— START OF Extracted material —

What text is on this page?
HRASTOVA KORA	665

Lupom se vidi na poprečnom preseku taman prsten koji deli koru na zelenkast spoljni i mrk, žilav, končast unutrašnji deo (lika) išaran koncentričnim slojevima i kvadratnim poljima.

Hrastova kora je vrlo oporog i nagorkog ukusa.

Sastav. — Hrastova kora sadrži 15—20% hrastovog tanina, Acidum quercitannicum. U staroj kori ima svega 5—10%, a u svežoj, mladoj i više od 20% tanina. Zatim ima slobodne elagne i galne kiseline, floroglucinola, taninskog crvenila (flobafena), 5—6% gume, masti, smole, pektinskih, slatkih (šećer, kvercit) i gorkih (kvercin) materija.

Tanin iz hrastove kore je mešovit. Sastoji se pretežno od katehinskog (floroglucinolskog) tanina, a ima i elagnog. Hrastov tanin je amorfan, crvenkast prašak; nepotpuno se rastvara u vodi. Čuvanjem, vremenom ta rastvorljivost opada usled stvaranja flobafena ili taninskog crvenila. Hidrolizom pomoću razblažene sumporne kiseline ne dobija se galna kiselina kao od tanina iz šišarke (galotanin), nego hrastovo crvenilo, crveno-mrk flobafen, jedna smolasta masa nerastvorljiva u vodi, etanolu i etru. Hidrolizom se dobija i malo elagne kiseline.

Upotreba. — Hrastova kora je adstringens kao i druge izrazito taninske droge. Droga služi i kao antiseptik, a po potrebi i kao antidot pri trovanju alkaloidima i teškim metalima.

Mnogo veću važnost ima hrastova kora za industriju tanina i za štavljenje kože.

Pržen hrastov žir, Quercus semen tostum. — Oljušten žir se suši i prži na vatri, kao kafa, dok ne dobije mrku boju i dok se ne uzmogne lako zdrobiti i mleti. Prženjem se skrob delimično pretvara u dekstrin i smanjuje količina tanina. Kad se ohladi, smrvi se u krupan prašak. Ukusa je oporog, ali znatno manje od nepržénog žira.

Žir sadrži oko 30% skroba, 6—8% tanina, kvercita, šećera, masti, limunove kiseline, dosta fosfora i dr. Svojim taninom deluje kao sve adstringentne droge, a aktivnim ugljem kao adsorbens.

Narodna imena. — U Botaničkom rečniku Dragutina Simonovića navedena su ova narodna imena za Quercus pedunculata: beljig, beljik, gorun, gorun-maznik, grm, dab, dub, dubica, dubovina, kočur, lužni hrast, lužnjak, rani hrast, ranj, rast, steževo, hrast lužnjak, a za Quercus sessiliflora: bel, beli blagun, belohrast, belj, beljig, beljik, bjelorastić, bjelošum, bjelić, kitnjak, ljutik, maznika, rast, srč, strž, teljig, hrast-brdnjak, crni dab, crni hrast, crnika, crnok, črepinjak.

— END OF Extracted material —

> **Request**
Say how many lines in the records hold the string "masti", and say nothing else.

> **Full response**
2